[Stored dataset items]
- - -

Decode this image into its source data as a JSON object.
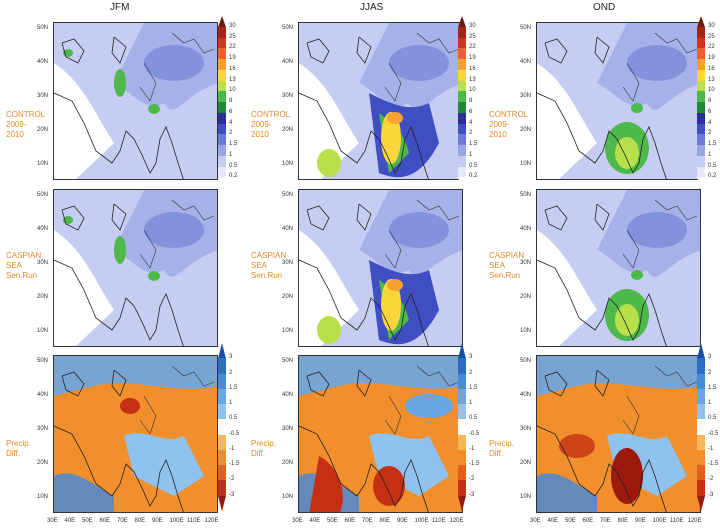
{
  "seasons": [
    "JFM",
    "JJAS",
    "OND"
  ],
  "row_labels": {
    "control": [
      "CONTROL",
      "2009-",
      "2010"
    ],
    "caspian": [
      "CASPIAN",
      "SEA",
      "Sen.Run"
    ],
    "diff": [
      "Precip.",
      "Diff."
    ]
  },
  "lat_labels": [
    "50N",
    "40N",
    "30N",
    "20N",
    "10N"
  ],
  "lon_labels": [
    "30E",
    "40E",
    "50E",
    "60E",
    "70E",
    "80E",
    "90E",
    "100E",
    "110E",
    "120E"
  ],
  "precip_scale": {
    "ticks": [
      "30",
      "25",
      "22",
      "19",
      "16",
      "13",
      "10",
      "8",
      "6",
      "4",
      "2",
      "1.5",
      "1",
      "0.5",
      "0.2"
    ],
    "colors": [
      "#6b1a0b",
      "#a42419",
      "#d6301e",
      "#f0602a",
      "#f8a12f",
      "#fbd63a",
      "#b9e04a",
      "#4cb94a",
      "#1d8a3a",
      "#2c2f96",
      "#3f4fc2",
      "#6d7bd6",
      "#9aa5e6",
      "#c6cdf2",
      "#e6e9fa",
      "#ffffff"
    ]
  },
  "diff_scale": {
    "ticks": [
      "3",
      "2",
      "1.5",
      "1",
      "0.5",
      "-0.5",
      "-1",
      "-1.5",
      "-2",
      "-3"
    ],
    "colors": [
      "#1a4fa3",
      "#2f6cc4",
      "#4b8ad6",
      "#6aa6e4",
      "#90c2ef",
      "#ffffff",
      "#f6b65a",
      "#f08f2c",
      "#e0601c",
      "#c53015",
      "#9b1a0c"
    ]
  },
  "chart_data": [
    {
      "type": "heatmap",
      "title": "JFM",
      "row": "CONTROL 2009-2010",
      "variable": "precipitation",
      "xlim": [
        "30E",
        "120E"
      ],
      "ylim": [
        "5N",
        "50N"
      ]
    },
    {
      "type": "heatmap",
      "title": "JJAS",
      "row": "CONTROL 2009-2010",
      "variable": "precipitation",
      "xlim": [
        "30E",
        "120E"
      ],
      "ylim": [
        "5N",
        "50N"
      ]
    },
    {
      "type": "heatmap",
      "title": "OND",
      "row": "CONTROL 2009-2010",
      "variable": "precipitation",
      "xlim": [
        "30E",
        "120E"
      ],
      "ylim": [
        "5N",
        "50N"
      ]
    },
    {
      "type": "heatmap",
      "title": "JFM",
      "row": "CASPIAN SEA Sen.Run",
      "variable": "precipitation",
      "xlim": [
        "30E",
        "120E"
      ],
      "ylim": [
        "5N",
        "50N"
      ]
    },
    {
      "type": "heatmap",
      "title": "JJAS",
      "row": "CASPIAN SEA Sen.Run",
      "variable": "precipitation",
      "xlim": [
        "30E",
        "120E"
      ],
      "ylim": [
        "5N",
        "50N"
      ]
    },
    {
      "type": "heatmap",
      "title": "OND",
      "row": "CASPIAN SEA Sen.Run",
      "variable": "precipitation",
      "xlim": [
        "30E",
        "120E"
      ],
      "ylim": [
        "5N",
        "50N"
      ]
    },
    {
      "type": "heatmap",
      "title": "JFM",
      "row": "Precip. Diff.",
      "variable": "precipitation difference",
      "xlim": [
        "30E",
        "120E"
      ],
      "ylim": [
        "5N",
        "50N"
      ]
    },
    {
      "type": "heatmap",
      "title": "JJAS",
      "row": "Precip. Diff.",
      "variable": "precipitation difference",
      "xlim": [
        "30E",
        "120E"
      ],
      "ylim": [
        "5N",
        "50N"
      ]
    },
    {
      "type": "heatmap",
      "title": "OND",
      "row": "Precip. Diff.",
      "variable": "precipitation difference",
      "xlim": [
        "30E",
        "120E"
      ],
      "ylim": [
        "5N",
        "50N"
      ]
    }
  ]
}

- - -

PROMPT: What comes back should match the records exactly, minus any pictures.

COMPLETED EXERCISE:
Decode this image into its source data as a JSON object.
{
  "seasons": [
    "JFM",
    "JJAS",
    "OND"
  ],
  "row_labels": {
    "control": [
      "CONTROL",
      "2009-",
      "2010"
    ],
    "caspian": [
      "CASPIAN",
      "SEA",
      "Sen.Run"
    ],
    "diff": [
      "Precip.",
      "Diff."
    ]
  },
  "lat_labels": [
    "50N",
    "40N",
    "30N",
    "20N",
    "10N"
  ],
  "lon_labels": [
    "30E",
    "40E",
    "50E",
    "60E",
    "70E",
    "80E",
    "90E",
    "100E",
    "110E",
    "120E"
  ],
  "precip_scale": {
    "ticks": [
      "30",
      "25",
      "22",
      "19",
      "16",
      "13",
      "10",
      "8",
      "6",
      "4",
      "2",
      "1.5",
      "1",
      "0.5",
      "0.2"
    ],
    "colors": [
      "#6b1a0b",
      "#a42419",
      "#d6301e",
      "#f0602a",
      "#f8a12f",
      "#fbd63a",
      "#b9e04a",
      "#4cb94a",
      "#1d8a3a",
      "#2c2f96",
      "#3f4fc2",
      "#6d7bd6",
      "#9aa5e6",
      "#c6cdf2",
      "#e6e9fa",
      "#ffffff"
    ]
  },
  "diff_scale": {
    "ticks": [
      "3",
      "2",
      "1.5",
      "1",
      "0.5",
      "-0.5",
      "-1",
      "-1.5",
      "-2",
      "-3"
    ],
    "colors": [
      "#1a4fa3",
      "#2f6cc4",
      "#4b8ad6",
      "#6aa6e4",
      "#90c2ef",
      "#ffffff",
      "#f6b65a",
      "#f08f2c",
      "#e0601c",
      "#c53015",
      "#9b1a0c"
    ]
  },
  "chart_data": [
    {
      "type": "heatmap",
      "title": "JFM",
      "row": "CONTROL 2009-2010",
      "variable": "precipitation",
      "xlim": [
        "30E",
        "120E"
      ],
      "ylim": [
        "5N",
        "50N"
      ]
    },
    {
      "type": "heatmap",
      "title": "JJAS",
      "row": "CONTROL 2009-2010",
      "variable": "precipitation",
      "xlim": [
        "30E",
        "120E"
      ],
      "ylim": [
        "5N",
        "50N"
      ]
    },
    {
      "type": "heatmap",
      "title": "OND",
      "row": "CONTROL 2009-2010",
      "variable": "precipitation",
      "xlim": [
        "30E",
        "120E"
      ],
      "ylim": [
        "5N",
        "50N"
      ]
    },
    {
      "type": "heatmap",
      "title": "JFM",
      "row": "CASPIAN SEA Sen.Run",
      "variable": "precipitation",
      "xlim": [
        "30E",
        "120E"
      ],
      "ylim": [
        "5N",
        "50N"
      ]
    },
    {
      "type": "heatmap",
      "title": "JJAS",
      "row": "CASPIAN SEA Sen.Run",
      "variable": "precipitation",
      "xlim": [
        "30E",
        "120E"
      ],
      "ylim": [
        "5N",
        "50N"
      ]
    },
    {
      "type": "heatmap",
      "title": "OND",
      "row": "CASPIAN SEA Sen.Run",
      "variable": "precipitation",
      "xlim": [
        "30E",
        "120E"
      ],
      "ylim": [
        "5N",
        "50N"
      ]
    },
    {
      "type": "heatmap",
      "title": "JFM",
      "row": "Precip. Diff.",
      "variable": "precipitation difference",
      "xlim": [
        "30E",
        "120E"
      ],
      "ylim": [
        "5N",
        "50N"
      ]
    },
    {
      "type": "heatmap",
      "title": "JJAS",
      "row": "Precip. Diff.",
      "variable": "precipitation difference",
      "xlim": [
        "30E",
        "120E"
      ],
      "ylim": [
        "5N",
        "50N"
      ]
    },
    {
      "type": "heatmap",
      "title": "OND",
      "row": "Precip. Diff.",
      "variable": "precipitation difference",
      "xlim": [
        "30E",
        "120E"
      ],
      "ylim": [
        "5N",
        "50N"
      ]
    }
  ]
}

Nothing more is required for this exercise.